▶ Extracted records

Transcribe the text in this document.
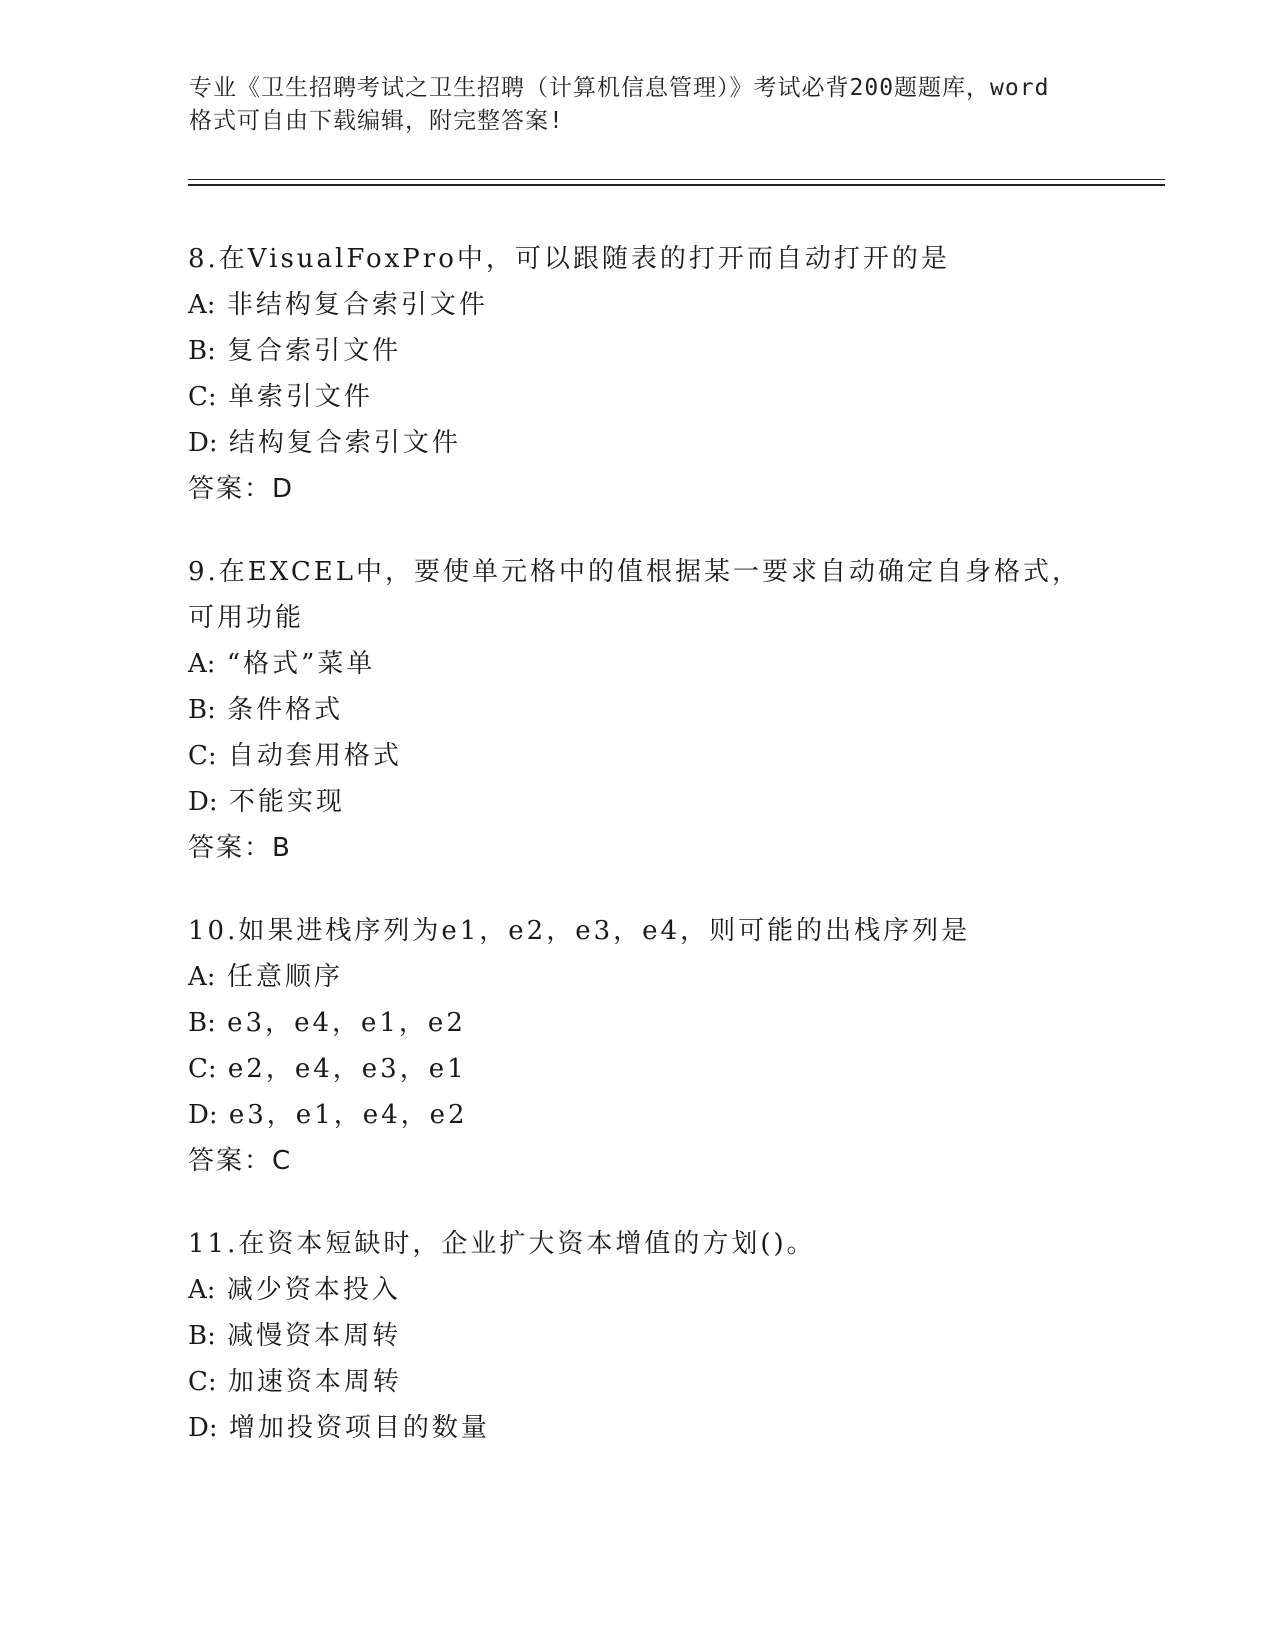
专业《卫生招聘考试之卫生招聘（计算机信息管理）》考试必背200题题库，word
格式可自由下载编辑，附完整答案!

8.在VisualFoxPro中，可以跟随表的打开而自动打开的是

A: 非结构复合索引文件

B: 复合索引文件

C: 单索引文件

D: 结构复合索引文件

答案：D

9.在EXCEL中，要使单元格中的值根据某一要求自动确定自身格式，

可用功能

A: “格式”菜单

B: 条件格式

C: 自动套用格式

D: 不能实现

答案：B

10.如果进栈序列为e1，e2，e3，e4，则可能的出栈序列是

A: 任意顺序

B: e3，e4，e1，e2

C: e2，e4，e3，e1

D: e3，e1，e4，e2

答案：C

11.在资本短缺时，企业扩大资本增值的方划()。

A: 减少资本投入

B: 减慢资本周转

C: 加速资本周转

D: 增加投资项目的数量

▶ What is asked
Would you set down the listing exactly, omitting pictures?

▶ Answer to the task
Transcribe the text in this document.
专业《卫生招聘考试之卫生招聘（计算机信息管理）》考试必背200题题库，word
格式可自由下载编辑，附完整答案!

8.在VisualFoxPro中，可以跟随表的打开而自动打开的是

A: 非结构复合索引文件

B: 复合索引文件

C: 单索引文件

D: 结构复合索引文件

答案：D

9.在EXCEL中，要使单元格中的值根据某一要求自动确定自身格式，

可用功能

A: “格式”菜单

B: 条件格式

C: 自动套用格式

D: 不能实现

答案：B

10.如果进栈序列为e1，e2，e3，e4，则可能的出栈序列是

A: 任意顺序

B: e3，e4，e1，e2

C: e2，e4，e3，e1

D: e3，e1，e4，e2

答案：C

11.在资本短缺时，企业扩大资本增值的方划()。

A: 减少资本投入

B: 减慢资本周转

C: 加速资本周转

D: 增加投资项目的数量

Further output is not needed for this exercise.